[start of Provided information]

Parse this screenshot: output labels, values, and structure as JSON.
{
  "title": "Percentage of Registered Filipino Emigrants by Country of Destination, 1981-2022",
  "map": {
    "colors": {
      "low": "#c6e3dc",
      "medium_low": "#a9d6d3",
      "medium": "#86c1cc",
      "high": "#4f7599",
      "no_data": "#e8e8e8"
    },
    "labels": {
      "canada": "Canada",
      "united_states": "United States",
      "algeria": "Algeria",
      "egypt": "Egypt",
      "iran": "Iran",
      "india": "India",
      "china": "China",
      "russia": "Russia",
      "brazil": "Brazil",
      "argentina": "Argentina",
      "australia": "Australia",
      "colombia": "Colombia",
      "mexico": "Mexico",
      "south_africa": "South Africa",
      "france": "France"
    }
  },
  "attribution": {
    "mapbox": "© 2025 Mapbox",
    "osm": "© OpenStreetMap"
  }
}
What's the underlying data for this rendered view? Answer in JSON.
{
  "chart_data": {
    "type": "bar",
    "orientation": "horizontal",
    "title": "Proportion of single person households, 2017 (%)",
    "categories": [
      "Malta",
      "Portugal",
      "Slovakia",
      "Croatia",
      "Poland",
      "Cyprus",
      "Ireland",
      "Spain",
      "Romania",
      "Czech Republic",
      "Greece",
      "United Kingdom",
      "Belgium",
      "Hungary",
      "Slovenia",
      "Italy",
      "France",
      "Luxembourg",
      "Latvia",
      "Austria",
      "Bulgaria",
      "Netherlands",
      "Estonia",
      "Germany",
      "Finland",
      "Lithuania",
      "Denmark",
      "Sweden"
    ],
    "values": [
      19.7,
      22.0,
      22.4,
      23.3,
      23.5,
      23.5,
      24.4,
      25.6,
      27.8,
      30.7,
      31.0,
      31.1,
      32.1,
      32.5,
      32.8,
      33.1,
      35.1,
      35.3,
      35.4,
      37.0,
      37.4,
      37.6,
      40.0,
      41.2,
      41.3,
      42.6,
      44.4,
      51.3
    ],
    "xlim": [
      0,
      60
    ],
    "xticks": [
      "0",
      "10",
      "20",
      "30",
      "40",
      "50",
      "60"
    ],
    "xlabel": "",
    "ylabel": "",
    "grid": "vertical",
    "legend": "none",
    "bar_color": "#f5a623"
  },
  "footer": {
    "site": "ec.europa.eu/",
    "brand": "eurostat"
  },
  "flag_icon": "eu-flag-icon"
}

[end of Provided information]

Written task
Repeat the material in full, exactly as it stands.

Task response
Parse this screenshot: output labels, values, and structure as JSON.
{
  "title": "Percentage of Registered Filipino Emigrants by Country of Destination, 1981-2022",
  "map": {
    "colors": {
      "low": "#c6e3dc",
      "medium_low": "#a9d6d3",
      "medium": "#86c1cc",
      "high": "#4f7599",
      "no_data": "#e8e8e8"
    },
    "labels": {
      "canada": "Canada",
      "united_states": "United States",
      "algeria": "Algeria",
      "egypt": "Egypt",
      "iran": "Iran",
      "india": "India",
      "china": "China",
      "russia": "Russia",
      "brazil": "Brazil",
      "argentina": "Argentina",
      "australia": "Australia",
      "colombia": "Colombia",
      "mexico": "Mexico",
      "south_africa": "South Africa",
      "france": "France"
    }
  },
  "attribution": {
    "mapbox": "© 2025 Mapbox",
    "osm": "© OpenStreetMap"
  }
}
What's the underlying data for this rendered view? Answer in JSON.
{
  "chart_data": {
    "type": "bar",
    "orientation": "horizontal",
    "title": "Proportion of single person households, 2017 (%)",
    "categories": [
      "Malta",
      "Portugal",
      "Slovakia",
      "Croatia",
      "Poland",
      "Cyprus",
      "Ireland",
      "Spain",
      "Romania",
      "Czech Republic",
      "Greece",
      "United Kingdom",
      "Belgium",
      "Hungary",
      "Slovenia",
      "Italy",
      "France",
      "Luxembourg",
      "Latvia",
      "Austria",
      "Bulgaria",
      "Netherlands",
      "Estonia",
      "Germany",
      "Finland",
      "Lithuania",
      "Denmark",
      "Sweden"
    ],
    "values": [
      19.7,
      22.0,
      22.4,
      23.3,
      23.5,
      23.5,
      24.4,
      25.6,
      27.8,
      30.7,
      31.0,
      31.1,
      32.1,
      32.5,
      32.8,
      33.1,
      35.1,
      35.3,
      35.4,
      37.0,
      37.4,
      37.6,
      40.0,
      41.2,
      41.3,
      42.6,
      44.4,
      51.3
    ],
    "xlim": [
      0,
      60
    ],
    "xticks": [
      "0",
      "10",
      "20",
      "30",
      "40",
      "50",
      "60"
    ],
    "xlabel": "",
    "ylabel": "",
    "grid": "vertical",
    "legend": "none",
    "bar_color": "#f5a623"
  },
  "footer": {
    "site": "ec.europa.eu/",
    "brand": "eurostat"
  },
  "flag_icon": "eu-flag-icon"
}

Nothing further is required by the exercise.